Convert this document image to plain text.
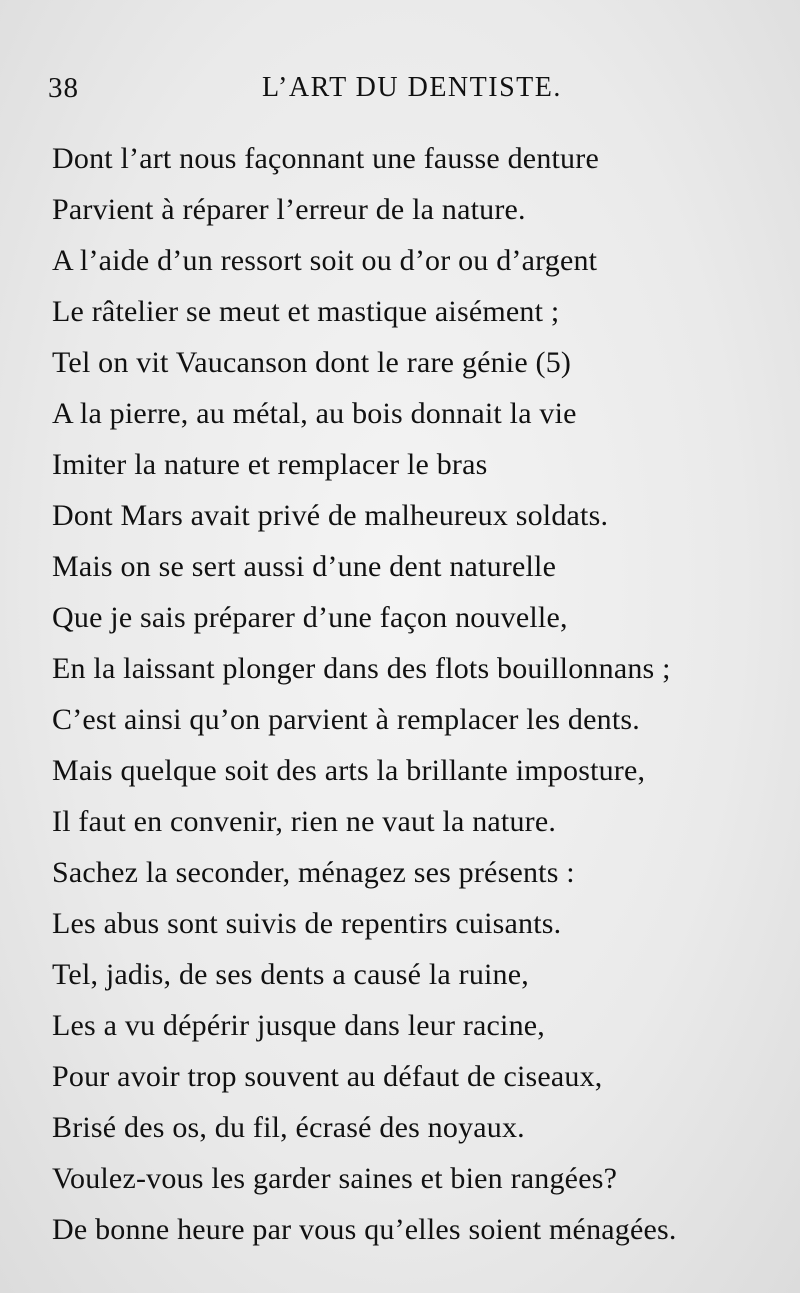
38	L’ART DU DENTISTE.
Dont l’art nous façonnant une fausse denture
Parvient à réparer l’erreur de la nature.
A l’aide d’un ressort soit ou d’or ou d’argent
Le râtelier se meut et mastique aisément ;
Tel on vit Vaucanson dont le rare génie (5)
A la pierre, au métal, au bois donnait la vie
Imiter la nature et remplacer le bras
Dont Mars avait privé de malheureux soldats.
Mais on se sert aussi d’une dent naturelle
Que je sais préparer d’une façon nouvelle,
En la laissant plonger dans des flots bouillonnans ;
C’est ainsi qu’on parvient à remplacer les dents.
Mais quelque soit des arts la brillante imposture,
Il faut en convenir, rien ne vaut la nature.
Sachez la seconder, ménagez ses présents :
Les abus sont suivis de repentirs cuisants.
Tel, jadis, de ses dents a causé la ruine,
Les a vu dépérir jusque dans leur racine,
Pour avoir trop souvent au défaut de ciseaux,
Brisé des os, du fil, écrasé des noyaux.
Voulez-vous les garder saines et bien rangées?
De bonne heure par vous qu’elles soient ménagées.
☆ ☆ ☆ ☆ ☆ ☆ ☆
# [EXERCISE TASK]
Print the records above exactly as they stand, but leave out the pictures.

# [RESULT FOR THIS TASK]
Convert this document image to plain text.
38	L’ART DU DENTISTE.
Dont l’art nous façonnant une fausse denture
Parvient à réparer l’erreur de la nature.
A l’aide d’un ressort soit ou d’or ou d’argent
Le râtelier se meut et mastique aisément ;
Tel on vit Vaucanson dont le rare génie (5)
A la pierre, au métal, au bois donnait la vie
Imiter la nature et remplacer le bras
Dont Mars avait privé de malheureux soldats.
Mais on se sert aussi d’une dent naturelle
Que je sais préparer d’une façon nouvelle,
En la laissant plonger dans des flots bouillonnans ;
C’est ainsi qu’on parvient à remplacer les dents.
Mais quelque soit des arts la brillante imposture,
Il faut en convenir, rien ne vaut la nature.
Sachez la seconder, ménagez ses présents :
Les abus sont suivis de repentirs cuisants.
Tel, jadis, de ses dents a causé la ruine,
Les a vu dépérir jusque dans leur racine,
Pour avoir trop souvent au défaut de ciseaux,
Brisé des os, du fil, écrasé des noyaux.
Voulez-vous les garder saines et bien rangées?
De bonne heure par vous qu’elles soient ménagées.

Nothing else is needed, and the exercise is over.